Exercise objective: Each line in the entries below that holds the string "hipobromito" is to be listed.

Record extracts:
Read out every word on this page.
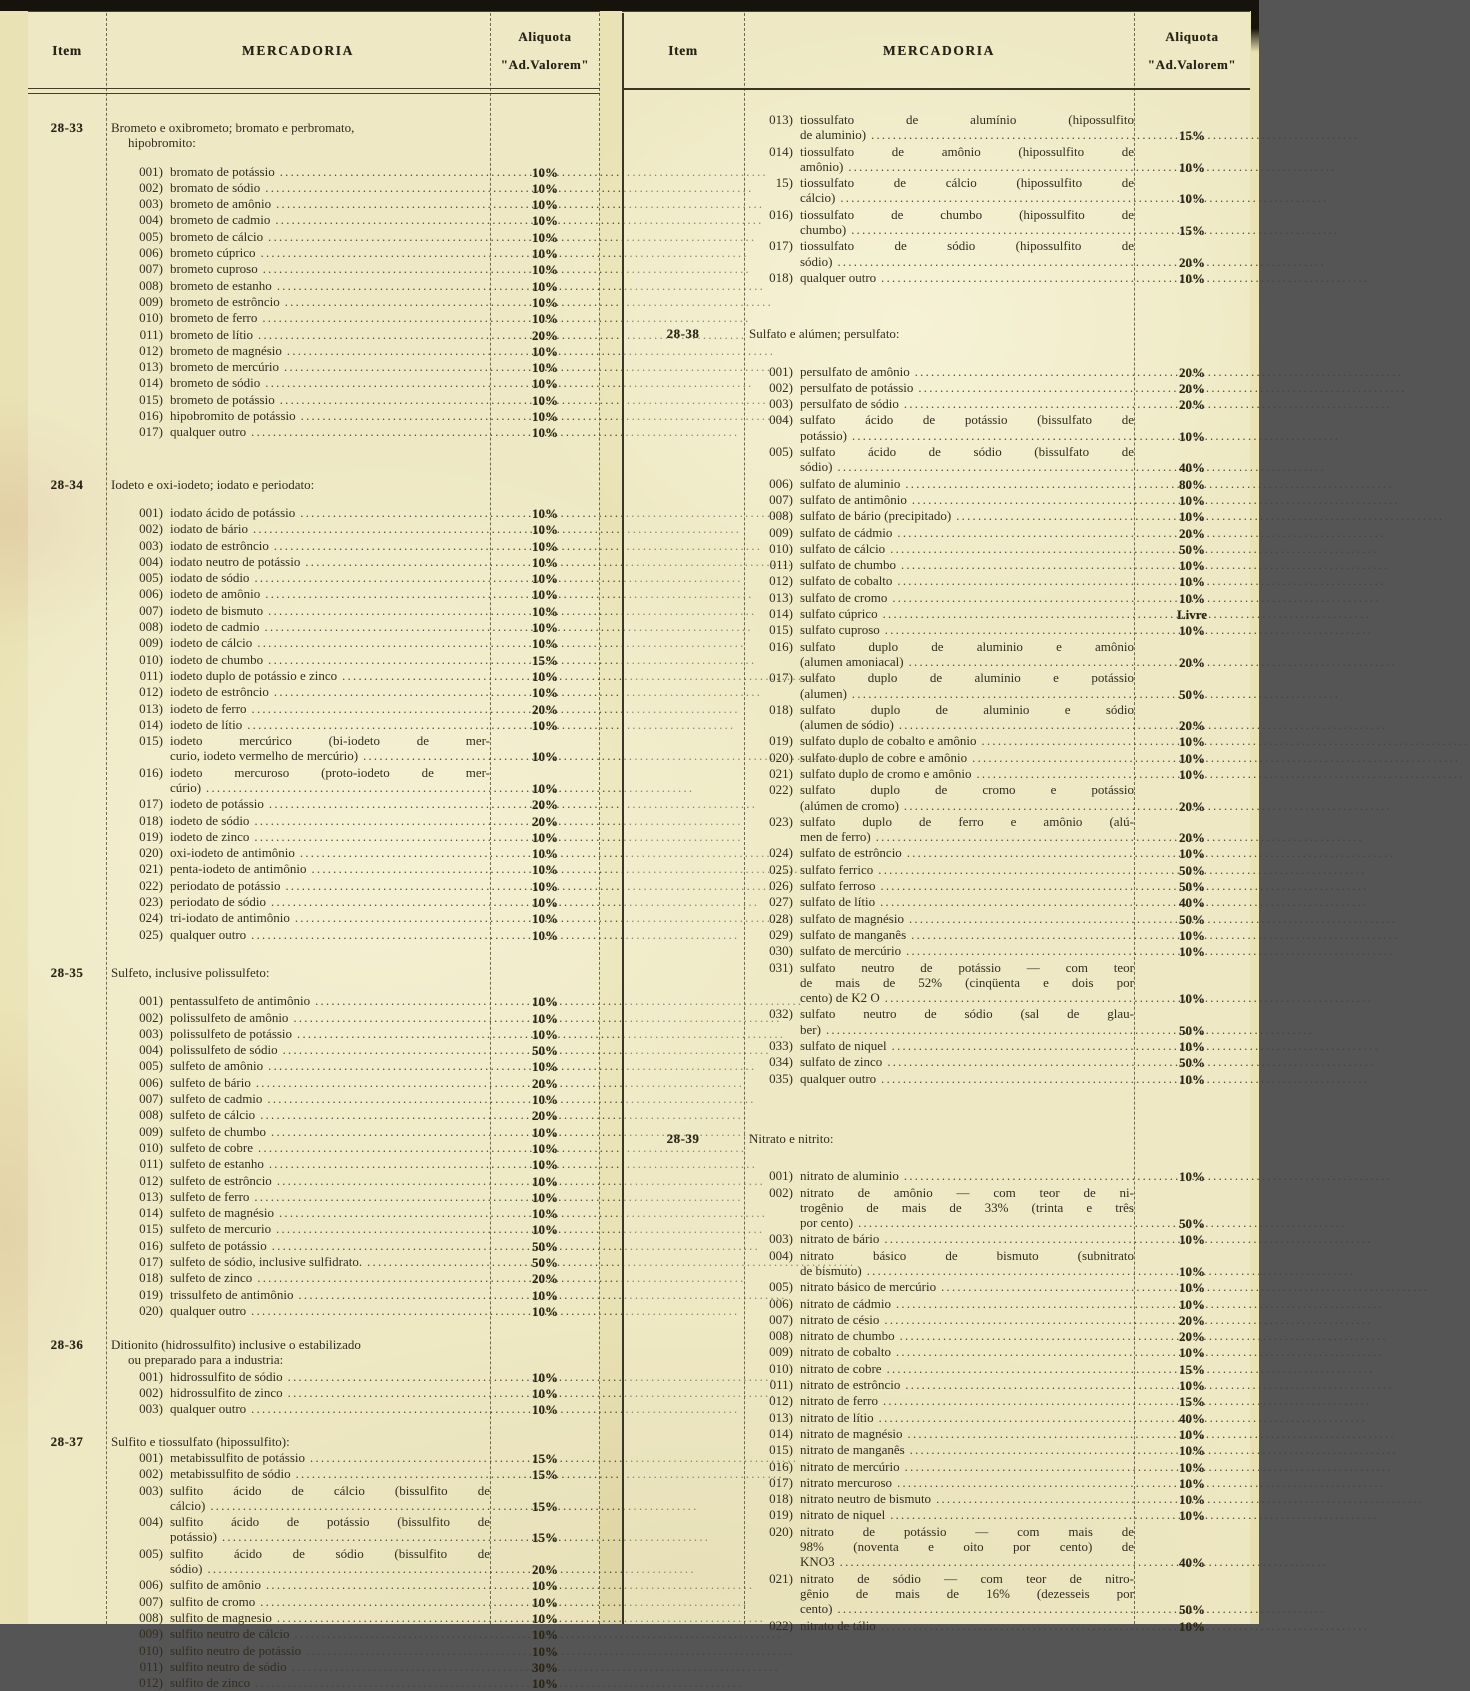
Item	MERCADORIA
Aliquota
"Ad.Valorem"
28-33	Brometo e oxibrometo; bromato e perbromato,
hipobromito:
001) bromato de potássio .....	10%
002) bromato de sódio .....	10%
003) brometo de amônio .....	10%
004) brometo de cadmio .....	10%
005) brometo de cálcio .....	10%
006) brometo cúprico .....	10%
007) brometo cuproso .....	10%
008) brometo de estanho .....	10%
009) brometo de estrôncio .....	10%
010) brometo de ferro .....	10%
011) brometo de lítio .....	20%
012) brometo de magnésio .....	10%
013) brometo de mercúrio .....	10%
014) brometo de sódio .....	10%
015) brometo de potássio .....	10%
016) hipobromito de potássio .....	10%
017) qualquer outro .....	10%
28-34	Iodeto e oxi-iodeto; iodato e periodato:
001) iodato ácido de potássio .....	10%
002) iodato de bário .....	10%
003) iodato de estrôncio .....	10%
004) iodato neutro de potássio .....	10%
005) iodato de sódio .....	10%
006) iodeto de amônio .....	10%
007) iodeto de bismuto .....	10%
008) iodeto de cadmio .....	10%
009) iodeto de cálcio .....	10%
010) iodeto de chumbo .....	15%
011) iodeto duplo de potássio e zinco .....	10%
012) iodeto de estrôncio .....	10%
013) iodeto de ferro .....	20%
014) iodeto de lítio .....	10%
015) iodeto mercúrico (bi-iodeto de mer-
curio, iodeto vermelho de mercúrio) .....	10%
016) iodeto mercuroso (proto-iodeto de mer-
cúrio) .....	10%
017) iodeto de potássio .....	20%
018) iodeto de sódio .....	20%
019) iodeto de zinco .....	10%
020) oxi-iodeto de antimônio .....	10%
021) penta-iodeto de antimônio .....	10%
022) periodato de potássio .....	10%
023) periodato de sódio .....	10%
024) tri-iodato de antimônio .....	10%
025) qualquer outro .....	10%
28-35	Sulfeto, inclusive polissulfeto:
001) pentassulfeto de antimônio .....	10%
002) polissulfeto de amônio .....	10%
003) polissulfeto de potássio .....	10%
004) polissulfeto de sódio .....	50%
005) sulfeto de amônio .....	10%
006) sulfeto de bário .....	20%
007) sulfeto de cadmio .....	10%
008) sulfeto de cálcio .....	20%
009) sulfeto de chumbo .....	10%
010) sulfeto de cobre .....	10%
011) sulfeto de estanho .....	10%
012) sulfeto de estrôncio .....	10%
013) sulfeto de ferro .....	10%
014) sulfeto de magnésio .....	10%
015) sulfeto de mercurio .....	10%
016) sulfeto de potássio .....	50%
017) sulfeto de sódio, inclusive sulfidrato. .....	50%
018) sulfeto de zinco .....	20%
019) trissulfeto de antimônio .....	10%
020) qualquer outro .....	10%
28-36	Ditionito (hidrossulfito) inclusive o estabilizado
ou preparado para a industria:
001) hidrossulfito de sódio .....	10%
002) hidrossulfito de zinco .....	10%
003) qualquer outro .....	10%
28-37	Sulfito e tiossulfato (hipossulfito):
001) metabissulfito de potássio .....	15%
002) metabissulfito de sódio .....	15%
003) sulfito ácido de cálcio (bissulfito de
cálcio) .....	15%
004) sulfito ácido de potássio (bissulfito de
potássio) .....	15%
005) sulfito ácido de sódio (bissulfito de
sódio) .....	20%
006) sulfito de amônio .....	10%
007) sulfito de cromo .....	10%
008) sulfito de magnesio .....	10%
009) sulfito neutro de cálcio .....	10%
010) sulfito neutro de potássio .....	10%
011) sulfito neutro de sódio .....	30%
012) sulfito de zinco .....	10%
Item	MERCADORIA
Aliquota
"Ad.Valorem"
013) tiossulfato de alumínio (hipossulfito
de aluminio) .....	15%
014) tiossulfato de amônio (hipossulfito de
amônio) .....	10%
15) tiossulfato de cálcio (hipossulfito de
cálcio) .....	10%
016) tiossulfato de chumbo (hipossulfito de
chumbo) .....	15%
017) tiossulfato de sódio (hipossulfito de
sódio) .....	20%
018) qualquer outro .....	10%
28-38	Sulfato e alúmen; persulfato:
001) persulfato de amônio .....	20%
002) persulfato de potássio .....	20%
003) persulfato de sódio .....	20%
004) sulfato ácido de potássio (bissulfato de
potássio) .....	10%
005) sulfato ácido de sódio (bissulfato de
sódio) .....	40%
006) sulfato de aluminio .....	80%
007) sulfato de antimônio .....	10%
008) sulfato de bário (precipitado) .....	10%
009) sulfato de cádmio .....	20%
010) sulfato de cálcio .....	50%
011) sulfato de chumbo .....	10%
012) sulfato de cobalto .....	10%
013) sulfato de cromo .....	10%
014) sulfato cúprico .....	Livre
015) sulfato cuproso .....	10%
016) sulfato duplo de aluminio e amônio
(alumen amoniacal) .....	20%
017) sulfato duplo de aluminio e potássio
(alumen) .....	50%
018) sulfato duplo de aluminio e sódio
(alumen de sódio) .....	20%
019) sulfato duplo de cobalto e amônio .....	10%
020) sulfato duplo de cobre e amônio .....	10%
021) sulfato duplo de cromo e amônio .....	10%
022) sulfato duplo de cromo e potássio
(alúmen de cromo) .....	20%
023) sulfato duplo de ferro e amônio (alú-
men de ferro) .....	20%
024) sulfato de estrôncio .....	10%
025) sulfato ferrico .....	50%
026) sulfato ferroso .....	50%
027) sulfato de lítio .....	40%
028) sulfato de magnésio .....	50%
029) sulfato de manganês .....	10%
030) sulfato de mercúrio .....	10%
031) sulfato neutro de potássio — com teor
de mais de 52% (cinqüenta e dois por
cento) de K2 O .....	10%
032) sulfato neutro de sódio (sal de glau-
ber) .....	50%
033) sulfato de niquel .....	10%
034) sulfato de zinco .....	50%
035) qualquer outro .....	10%
28-39	Nitrato e nitrito:
001) nitrato de aluminio .....	10%
002) nitrato de amônio — com teor de ni-
trogênio de mais de 33% (trinta e três
por cento) .....	50%
003) nitrato de bário .....	10%
004) nitrato básico de bismuto (subnitrato
de bismuto) .....	10%
005) nitrato básico de mercúrio .....	10%
006) nitrato de cádmio .....	10%
007) nitrato de césio .....	20%
008) nitrato de chumbo .....	20%
009) nitrato de cobalto .....	10%
010) nitrato de cobre .....	15%
011) nitrato de estrôncio .....	10%
012) nitrato de ferro .....	15%
013) nitrato de lítio .....	40%
014) nitrato de magnésio .....	10%
015) nitrato de manganês .....	10%
016) nitrato de mercúrio .....	10%
017) nitrato mercuroso .....	10%
018) nitrato neutro de bismuto .....	10%
019) nitrato de niquel .....	10%
020) nitrato de potássio — com mais de
98% (noventa e oito por cento) de
KNO3 .....	40%
021) nitrato de sódio — com teor de nitro-
gênio de mais de 16% (dezesseis por
cento) .....	50%
022) nitrato de tálio .....	10%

Result of the exercise:
hipobromito:
016) hipobromito de potássio .....	10%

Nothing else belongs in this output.